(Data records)
** begin **
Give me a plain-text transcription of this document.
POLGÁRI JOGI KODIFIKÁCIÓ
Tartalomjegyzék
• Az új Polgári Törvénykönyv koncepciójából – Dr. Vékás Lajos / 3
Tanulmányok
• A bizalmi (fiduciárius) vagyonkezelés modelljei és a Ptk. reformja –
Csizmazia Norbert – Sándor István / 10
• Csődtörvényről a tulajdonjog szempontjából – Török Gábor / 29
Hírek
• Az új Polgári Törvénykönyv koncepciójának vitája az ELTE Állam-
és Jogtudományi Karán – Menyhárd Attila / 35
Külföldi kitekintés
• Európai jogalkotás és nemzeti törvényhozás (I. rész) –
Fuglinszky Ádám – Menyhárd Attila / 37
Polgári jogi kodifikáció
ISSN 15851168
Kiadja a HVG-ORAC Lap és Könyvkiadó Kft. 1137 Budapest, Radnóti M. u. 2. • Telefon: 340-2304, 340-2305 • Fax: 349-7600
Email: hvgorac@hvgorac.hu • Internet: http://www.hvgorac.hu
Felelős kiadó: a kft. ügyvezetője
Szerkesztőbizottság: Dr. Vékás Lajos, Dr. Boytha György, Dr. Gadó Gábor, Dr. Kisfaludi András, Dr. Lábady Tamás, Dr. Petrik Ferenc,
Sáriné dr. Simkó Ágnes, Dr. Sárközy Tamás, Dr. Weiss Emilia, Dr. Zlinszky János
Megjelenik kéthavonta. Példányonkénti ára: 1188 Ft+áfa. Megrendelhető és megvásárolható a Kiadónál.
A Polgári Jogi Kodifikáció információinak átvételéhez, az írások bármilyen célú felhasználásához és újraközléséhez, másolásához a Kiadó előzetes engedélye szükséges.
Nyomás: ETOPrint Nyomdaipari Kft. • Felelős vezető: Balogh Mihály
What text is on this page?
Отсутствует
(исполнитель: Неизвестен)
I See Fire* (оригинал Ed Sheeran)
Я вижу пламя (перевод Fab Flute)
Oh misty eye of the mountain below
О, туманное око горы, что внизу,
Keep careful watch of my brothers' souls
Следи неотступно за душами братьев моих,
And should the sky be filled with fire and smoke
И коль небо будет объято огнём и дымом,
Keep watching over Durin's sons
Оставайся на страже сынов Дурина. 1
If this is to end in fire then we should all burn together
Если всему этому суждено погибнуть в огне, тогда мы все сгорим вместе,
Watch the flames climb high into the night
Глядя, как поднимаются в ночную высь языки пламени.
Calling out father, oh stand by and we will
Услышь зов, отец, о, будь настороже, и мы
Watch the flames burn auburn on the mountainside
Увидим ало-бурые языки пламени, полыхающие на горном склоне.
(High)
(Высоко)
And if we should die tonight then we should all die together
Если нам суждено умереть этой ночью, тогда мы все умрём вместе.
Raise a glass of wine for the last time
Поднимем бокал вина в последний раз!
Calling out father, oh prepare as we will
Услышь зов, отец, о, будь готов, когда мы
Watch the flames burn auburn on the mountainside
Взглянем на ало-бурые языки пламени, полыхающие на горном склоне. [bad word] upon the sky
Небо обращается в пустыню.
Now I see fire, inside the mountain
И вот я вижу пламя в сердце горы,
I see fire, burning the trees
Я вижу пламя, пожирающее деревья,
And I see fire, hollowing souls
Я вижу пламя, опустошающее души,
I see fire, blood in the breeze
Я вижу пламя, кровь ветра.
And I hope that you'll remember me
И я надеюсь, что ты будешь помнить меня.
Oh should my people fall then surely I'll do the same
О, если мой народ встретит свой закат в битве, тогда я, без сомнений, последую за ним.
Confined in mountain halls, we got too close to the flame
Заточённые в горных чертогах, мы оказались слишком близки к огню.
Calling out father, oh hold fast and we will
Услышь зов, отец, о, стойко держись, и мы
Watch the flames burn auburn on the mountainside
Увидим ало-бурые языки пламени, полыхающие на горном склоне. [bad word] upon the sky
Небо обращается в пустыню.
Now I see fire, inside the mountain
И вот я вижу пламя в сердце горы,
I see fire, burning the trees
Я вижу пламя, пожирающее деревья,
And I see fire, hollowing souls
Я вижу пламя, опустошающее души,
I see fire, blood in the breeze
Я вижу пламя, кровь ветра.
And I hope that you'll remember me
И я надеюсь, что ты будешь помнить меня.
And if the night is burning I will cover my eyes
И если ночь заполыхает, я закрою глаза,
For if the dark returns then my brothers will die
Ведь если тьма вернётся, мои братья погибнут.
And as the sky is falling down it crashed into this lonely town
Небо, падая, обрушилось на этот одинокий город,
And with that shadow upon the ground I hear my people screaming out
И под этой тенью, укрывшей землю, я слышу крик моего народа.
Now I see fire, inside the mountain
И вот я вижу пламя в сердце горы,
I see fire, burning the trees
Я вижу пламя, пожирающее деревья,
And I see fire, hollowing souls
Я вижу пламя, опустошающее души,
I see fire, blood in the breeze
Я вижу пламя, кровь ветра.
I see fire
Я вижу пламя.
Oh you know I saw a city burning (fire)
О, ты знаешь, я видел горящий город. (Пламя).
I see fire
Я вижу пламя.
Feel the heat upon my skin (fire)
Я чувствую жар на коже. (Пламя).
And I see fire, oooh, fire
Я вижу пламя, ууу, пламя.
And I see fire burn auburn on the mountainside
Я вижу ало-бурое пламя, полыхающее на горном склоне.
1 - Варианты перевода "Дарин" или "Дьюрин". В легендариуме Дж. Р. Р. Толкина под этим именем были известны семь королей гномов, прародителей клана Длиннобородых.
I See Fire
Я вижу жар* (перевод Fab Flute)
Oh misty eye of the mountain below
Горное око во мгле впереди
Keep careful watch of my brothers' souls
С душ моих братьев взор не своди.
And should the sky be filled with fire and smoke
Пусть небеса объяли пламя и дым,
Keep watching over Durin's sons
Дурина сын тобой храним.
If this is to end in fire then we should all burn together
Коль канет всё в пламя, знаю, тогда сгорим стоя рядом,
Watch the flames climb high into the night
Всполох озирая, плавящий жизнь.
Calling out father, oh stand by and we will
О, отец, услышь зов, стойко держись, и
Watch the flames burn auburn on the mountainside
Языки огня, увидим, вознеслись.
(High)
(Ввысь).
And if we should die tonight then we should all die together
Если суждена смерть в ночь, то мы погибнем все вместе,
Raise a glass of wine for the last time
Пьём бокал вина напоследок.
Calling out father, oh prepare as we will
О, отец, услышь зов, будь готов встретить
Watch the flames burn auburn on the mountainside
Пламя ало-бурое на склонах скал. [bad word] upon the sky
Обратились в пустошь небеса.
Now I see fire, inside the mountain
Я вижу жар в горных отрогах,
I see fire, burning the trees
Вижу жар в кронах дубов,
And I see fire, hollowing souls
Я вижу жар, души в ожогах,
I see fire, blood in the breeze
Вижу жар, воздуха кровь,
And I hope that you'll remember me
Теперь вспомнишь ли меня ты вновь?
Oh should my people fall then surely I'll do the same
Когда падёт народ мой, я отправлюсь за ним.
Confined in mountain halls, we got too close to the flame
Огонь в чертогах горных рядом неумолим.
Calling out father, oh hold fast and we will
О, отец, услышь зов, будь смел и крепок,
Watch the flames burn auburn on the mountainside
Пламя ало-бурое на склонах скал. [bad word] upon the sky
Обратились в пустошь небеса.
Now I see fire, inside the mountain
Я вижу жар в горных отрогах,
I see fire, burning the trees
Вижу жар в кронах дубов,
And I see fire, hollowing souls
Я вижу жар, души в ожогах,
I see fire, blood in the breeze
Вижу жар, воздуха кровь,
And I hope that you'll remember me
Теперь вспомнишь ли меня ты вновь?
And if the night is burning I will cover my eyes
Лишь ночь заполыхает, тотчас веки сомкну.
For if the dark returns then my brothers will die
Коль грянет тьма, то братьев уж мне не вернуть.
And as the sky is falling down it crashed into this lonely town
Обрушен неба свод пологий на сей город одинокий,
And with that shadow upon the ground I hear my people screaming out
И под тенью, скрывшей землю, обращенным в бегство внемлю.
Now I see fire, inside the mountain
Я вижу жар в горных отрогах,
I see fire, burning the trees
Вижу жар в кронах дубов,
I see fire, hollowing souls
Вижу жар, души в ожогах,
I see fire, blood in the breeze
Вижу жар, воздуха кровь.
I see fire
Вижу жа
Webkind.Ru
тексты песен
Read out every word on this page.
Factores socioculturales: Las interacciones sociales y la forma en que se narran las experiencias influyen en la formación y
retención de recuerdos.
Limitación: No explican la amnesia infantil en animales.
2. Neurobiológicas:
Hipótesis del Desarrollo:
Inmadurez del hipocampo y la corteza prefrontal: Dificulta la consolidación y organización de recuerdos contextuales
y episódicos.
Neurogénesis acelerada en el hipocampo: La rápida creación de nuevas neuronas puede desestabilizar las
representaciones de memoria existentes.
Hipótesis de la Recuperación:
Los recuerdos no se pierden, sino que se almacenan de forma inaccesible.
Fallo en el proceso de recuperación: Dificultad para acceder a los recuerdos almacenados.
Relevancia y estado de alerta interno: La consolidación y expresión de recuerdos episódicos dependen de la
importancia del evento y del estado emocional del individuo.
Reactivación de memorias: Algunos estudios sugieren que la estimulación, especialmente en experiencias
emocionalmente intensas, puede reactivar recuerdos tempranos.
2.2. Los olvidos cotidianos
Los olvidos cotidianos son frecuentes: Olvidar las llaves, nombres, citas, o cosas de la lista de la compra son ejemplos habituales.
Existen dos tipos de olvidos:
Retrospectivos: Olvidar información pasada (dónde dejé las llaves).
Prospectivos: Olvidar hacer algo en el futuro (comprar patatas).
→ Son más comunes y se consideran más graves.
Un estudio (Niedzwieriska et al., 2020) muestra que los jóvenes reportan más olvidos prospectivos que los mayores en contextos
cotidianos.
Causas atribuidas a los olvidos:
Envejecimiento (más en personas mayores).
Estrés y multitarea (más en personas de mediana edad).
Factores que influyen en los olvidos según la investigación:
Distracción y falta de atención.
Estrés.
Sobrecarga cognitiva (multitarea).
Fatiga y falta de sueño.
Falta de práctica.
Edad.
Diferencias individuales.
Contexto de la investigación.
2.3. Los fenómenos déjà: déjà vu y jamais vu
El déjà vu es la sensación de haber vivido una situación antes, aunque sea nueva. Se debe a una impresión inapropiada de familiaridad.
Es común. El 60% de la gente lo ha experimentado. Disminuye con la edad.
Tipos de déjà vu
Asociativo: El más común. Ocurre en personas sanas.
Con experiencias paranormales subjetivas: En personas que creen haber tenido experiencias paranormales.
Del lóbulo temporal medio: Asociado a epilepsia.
** end **
**GIVEN REQUEST:** Examine the records and pull out every line where the string "investigación" occurs.

**RESPONSE FOR THIS EXERCISE:**
Factores que influyen en los olvidos según la investigación:
Contexto de la investigación.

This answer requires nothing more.